▸ **DIRECTIONS**
Retype word for word the passage of the essay on responding to book reviews below that begins at the words "But I agree" and stops after "what can I do?".

▸ **DOCUMENT EXTRACT**
######

Working in the Word Mines – Reviews

by Michael Langlois


When you get reviews, and Cthulhu willing, you will, some of them will be bad.  And not just bad, either.  Mean-spirited.  Dumb.  Incoherent.  And the worst one of all, correct.

It happens.  Don’t worry about it, and for the love of all that you hold dear in this world, do not reply to them.

If it’s a blog post, don’t comment.  If it’s an Amazon review, don’t comment.  If it’s on Goodreads, don’t comment.  Seriously.

Consider reviews to be in ReaderSpace.  You can see into ReaderSpace and learn from what goes on in there, and you should, but if you interact with it, you’ll catch on fire and explode.  On the internet.  In front of everyone.

But bad reviews hurt my sales!

If most of them are bad, then yes.  However, if I might tactfully suggest something, if most of your reviews are bad, your main problem might not be mean people on the the internet.  A few bad reviews won’t hurt you, and in fact, if you only have a handful of reviews and all of them are awesome, then people are going to assume those are all from your friends and family.

Go to Amazon, and check out the reviews for books you consider to be above reproach.  The Name of the Wind has over a hundred 1 and 2 star reviews.  Does that mean it sucks?  Of course not, don’t make me punch you.

But the reviewer is complaining about stuff that doesn’t even happen in my book!

I feel your pain.  This is actually really hard for me, because completely independent of wanting to refute a bad review, the urge to factually correct someone that your epic fantasy did not, in fact, contain any space aliens, can be overwhelming.  People will read all kinds of stuff into your work, and there’s nothing you can do to change that fact.  Disagreeing with them will have zero effect on their convictions.  Your elf space troopers will still annoy them, whether they are actually there or not.

But I agree that the reviewer found a problem and I want to thank them!

This is wonderful and a lovely sentiment.  If you can thank them outside of the review area, feel free!  If not, then stifle the urge.  Showing up in a review area, whether as an Amazon comment to their review or in a thread on a blog, is a bad idea.  It contaminates the area, for lack of a better term, and makes everything weird for your readers.  As a result, you might get fewer reviews of all kinds.  Or your good reviews might suddenly become suspect.  If nothing else, you’ll seem unprofessional.

So if I can’t have my say, what can I do?

Learn from them.

Check for common complaints.  For example, the number one complaint about Bad Radio is that nobody knows what the title means.  It makes no difference what I have to say about it, if I keep hearing that, it’s a problem.  I learned, and hopefully, fixed the issue with a two sentence revision.

Look for words that indicate pacing issues, even in good reviews.  Stuff like, “At first it was boring, but then wham!” are warning flags.  Just because they stuck with you long enough to be entertained doesn’t mean that everyone will.  Make a note of it for next time.

Also, don’t dismiss people complaining that it wasn’t the kind of book they normally like.  This isn’t a case of a crackpot randomly selecting your sci-fi book and then whining that it wasn’t a murder mystery, but instead a sign that your cover or blurb may be misleading.

As painful as they are, bad reviews are valuable.  Don’t waste them.

Just remember: “Praise is like candy.  Delicious, but bad for you.” – Paraphrased from every article on criticism, ever.

######

▸ **INFORMATION SHOWN**
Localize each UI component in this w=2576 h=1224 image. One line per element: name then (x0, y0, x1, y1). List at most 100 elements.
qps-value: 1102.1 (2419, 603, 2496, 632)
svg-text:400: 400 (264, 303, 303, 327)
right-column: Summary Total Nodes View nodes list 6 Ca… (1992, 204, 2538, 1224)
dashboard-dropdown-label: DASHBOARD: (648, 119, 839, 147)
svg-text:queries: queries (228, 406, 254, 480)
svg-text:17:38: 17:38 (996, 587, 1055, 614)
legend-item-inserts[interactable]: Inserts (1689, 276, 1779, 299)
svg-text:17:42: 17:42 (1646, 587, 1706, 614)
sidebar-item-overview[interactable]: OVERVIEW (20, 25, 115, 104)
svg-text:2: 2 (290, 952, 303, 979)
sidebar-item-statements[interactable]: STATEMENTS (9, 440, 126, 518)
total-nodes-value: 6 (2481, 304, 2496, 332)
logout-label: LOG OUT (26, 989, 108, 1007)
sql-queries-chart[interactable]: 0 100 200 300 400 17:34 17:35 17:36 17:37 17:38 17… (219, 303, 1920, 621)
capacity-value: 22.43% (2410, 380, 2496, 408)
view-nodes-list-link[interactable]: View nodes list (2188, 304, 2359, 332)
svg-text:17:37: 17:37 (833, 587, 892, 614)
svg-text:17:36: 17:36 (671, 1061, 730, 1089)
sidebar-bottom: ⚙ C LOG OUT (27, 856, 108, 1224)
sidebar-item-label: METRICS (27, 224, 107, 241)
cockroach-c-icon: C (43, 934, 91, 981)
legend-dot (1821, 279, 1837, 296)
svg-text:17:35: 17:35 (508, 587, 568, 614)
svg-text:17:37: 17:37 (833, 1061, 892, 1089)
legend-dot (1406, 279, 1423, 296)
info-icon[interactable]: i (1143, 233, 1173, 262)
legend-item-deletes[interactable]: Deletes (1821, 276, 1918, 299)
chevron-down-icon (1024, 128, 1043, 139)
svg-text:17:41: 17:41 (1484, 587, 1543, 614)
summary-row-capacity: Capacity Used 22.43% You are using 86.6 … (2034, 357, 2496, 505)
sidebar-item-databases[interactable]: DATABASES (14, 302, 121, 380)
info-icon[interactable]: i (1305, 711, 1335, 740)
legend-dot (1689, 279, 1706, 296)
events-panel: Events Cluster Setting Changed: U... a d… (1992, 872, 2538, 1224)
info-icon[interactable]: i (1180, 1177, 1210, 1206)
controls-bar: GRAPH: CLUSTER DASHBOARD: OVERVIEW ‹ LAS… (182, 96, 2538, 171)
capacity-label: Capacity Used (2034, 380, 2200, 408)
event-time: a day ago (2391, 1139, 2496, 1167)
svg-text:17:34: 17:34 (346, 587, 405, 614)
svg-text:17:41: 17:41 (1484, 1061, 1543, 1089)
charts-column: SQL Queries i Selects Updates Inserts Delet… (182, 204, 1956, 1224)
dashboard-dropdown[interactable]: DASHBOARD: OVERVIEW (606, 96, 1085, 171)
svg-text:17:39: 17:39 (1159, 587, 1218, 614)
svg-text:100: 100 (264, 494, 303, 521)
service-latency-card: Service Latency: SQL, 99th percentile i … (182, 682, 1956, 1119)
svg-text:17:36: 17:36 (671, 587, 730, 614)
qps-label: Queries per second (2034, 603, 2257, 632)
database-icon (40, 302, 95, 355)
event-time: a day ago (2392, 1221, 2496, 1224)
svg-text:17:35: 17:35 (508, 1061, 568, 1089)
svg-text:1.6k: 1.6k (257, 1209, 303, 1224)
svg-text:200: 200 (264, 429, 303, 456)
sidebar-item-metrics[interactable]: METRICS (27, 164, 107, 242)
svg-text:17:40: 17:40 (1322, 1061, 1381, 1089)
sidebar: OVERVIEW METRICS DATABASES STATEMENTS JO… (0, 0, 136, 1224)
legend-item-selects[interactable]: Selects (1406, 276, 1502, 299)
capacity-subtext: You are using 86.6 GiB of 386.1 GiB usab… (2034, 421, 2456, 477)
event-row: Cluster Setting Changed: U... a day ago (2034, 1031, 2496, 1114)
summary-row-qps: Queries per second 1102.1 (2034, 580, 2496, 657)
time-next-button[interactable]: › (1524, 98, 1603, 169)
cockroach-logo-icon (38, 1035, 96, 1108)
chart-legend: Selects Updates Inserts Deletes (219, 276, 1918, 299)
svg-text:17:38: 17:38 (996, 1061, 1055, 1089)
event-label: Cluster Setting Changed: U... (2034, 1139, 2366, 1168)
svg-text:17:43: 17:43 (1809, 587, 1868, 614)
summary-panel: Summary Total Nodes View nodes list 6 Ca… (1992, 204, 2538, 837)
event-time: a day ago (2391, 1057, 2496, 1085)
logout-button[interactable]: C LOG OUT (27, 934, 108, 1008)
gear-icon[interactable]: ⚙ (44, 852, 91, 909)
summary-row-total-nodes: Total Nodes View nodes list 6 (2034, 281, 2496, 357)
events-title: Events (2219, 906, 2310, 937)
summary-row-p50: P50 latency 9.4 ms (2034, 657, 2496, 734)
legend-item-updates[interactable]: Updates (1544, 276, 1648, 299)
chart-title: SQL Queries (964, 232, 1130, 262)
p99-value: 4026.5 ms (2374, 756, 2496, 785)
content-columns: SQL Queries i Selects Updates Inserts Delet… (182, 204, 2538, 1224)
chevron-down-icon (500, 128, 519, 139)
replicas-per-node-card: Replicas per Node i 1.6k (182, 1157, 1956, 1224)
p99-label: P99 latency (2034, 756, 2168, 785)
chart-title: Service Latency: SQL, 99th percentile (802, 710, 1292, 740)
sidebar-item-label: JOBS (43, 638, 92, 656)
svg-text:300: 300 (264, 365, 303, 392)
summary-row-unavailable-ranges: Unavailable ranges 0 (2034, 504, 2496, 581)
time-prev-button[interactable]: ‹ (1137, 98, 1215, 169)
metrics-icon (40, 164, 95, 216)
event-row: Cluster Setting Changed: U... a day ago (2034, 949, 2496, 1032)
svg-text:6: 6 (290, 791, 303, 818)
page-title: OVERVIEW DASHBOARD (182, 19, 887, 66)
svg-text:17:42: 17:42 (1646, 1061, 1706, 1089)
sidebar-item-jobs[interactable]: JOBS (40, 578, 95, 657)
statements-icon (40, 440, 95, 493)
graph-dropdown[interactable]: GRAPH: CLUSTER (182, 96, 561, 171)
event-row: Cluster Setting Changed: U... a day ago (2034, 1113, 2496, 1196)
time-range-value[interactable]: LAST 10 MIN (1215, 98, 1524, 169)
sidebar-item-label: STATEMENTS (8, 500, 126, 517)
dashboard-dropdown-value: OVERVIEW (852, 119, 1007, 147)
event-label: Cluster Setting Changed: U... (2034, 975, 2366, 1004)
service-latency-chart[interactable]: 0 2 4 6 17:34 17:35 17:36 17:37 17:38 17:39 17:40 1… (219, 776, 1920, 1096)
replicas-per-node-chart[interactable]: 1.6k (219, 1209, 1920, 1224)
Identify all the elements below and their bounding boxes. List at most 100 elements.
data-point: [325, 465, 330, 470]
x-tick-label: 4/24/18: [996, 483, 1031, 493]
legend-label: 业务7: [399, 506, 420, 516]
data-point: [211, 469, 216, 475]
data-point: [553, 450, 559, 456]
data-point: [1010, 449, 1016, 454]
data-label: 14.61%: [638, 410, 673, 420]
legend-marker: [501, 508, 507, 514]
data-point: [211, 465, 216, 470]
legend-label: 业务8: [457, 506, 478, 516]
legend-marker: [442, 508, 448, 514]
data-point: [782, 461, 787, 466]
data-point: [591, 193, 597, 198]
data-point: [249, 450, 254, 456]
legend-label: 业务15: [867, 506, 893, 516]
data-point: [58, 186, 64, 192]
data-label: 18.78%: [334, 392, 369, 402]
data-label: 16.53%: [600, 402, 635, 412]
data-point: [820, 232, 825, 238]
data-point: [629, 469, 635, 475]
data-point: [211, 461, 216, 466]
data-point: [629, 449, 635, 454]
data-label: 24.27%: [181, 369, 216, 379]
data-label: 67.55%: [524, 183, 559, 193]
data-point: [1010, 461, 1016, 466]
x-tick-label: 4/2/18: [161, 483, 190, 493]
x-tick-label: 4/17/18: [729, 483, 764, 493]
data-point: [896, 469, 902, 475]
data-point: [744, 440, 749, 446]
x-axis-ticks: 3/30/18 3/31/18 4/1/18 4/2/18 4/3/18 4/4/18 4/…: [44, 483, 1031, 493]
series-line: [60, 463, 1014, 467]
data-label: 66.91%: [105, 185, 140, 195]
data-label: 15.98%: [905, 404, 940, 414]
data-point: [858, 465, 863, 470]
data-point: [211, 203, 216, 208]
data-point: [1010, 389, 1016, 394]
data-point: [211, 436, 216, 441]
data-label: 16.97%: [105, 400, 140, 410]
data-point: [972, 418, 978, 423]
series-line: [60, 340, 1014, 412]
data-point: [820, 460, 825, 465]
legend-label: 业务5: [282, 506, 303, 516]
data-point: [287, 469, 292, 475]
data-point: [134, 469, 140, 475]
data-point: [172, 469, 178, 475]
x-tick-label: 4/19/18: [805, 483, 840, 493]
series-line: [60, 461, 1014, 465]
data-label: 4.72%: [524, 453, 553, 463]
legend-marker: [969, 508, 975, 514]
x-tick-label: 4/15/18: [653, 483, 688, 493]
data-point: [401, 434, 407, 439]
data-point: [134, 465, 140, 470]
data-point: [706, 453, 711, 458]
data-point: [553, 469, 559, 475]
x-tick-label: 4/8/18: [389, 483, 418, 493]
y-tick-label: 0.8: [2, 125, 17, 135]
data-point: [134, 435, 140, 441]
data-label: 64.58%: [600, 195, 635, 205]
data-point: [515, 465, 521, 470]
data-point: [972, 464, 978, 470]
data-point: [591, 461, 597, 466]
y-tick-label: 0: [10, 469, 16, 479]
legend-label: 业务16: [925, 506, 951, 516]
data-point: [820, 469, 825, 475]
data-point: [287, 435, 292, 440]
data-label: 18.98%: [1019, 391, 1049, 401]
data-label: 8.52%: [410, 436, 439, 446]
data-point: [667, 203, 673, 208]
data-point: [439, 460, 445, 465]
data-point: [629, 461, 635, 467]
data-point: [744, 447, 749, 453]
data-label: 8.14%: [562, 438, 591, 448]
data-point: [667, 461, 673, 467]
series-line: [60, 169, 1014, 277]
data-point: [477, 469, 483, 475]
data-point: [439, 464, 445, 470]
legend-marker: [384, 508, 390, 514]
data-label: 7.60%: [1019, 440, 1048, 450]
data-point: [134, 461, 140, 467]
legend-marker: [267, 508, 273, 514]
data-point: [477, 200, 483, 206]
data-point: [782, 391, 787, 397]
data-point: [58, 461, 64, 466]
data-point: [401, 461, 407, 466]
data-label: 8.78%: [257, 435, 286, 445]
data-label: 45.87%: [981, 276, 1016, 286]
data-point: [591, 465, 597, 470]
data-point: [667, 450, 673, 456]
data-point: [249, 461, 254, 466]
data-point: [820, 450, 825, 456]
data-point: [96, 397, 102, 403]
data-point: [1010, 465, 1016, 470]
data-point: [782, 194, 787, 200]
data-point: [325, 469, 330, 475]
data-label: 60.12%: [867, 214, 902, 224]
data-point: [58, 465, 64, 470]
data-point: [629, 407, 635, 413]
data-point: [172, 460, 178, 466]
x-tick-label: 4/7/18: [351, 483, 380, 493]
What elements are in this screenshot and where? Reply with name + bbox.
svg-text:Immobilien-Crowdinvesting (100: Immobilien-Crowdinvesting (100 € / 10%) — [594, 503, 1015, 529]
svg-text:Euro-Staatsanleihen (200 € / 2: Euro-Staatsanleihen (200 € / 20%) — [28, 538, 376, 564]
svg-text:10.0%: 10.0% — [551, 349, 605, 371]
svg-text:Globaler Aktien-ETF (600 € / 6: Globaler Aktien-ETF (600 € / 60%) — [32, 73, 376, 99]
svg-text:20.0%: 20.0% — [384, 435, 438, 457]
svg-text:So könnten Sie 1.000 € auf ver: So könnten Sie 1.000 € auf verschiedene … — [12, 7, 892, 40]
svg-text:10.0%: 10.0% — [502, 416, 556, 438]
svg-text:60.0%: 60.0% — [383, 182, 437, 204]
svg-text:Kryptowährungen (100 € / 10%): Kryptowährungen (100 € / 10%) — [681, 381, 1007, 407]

######

▸ **ANSWER SECTION**
But I agree that the reviewer found a problem and I want to thank them!

This is wonderful and a lovely sentiment.  If you can thank them outside of the review area, feel free!  If not, then stifle the urge.  Showing up in a review area, whether as an Amazon comment to their review or in a thread on a blog, is a bad idea.  It contaminates the area, for lack of a better term, and makes everything weird for your readers.  As a result, you might get fewer reviews of all kinds.  Or your good reviews might suddenly become suspect.  If nothing else, you’ll seem unprofessional.

So if I can’t have my say, what can I do?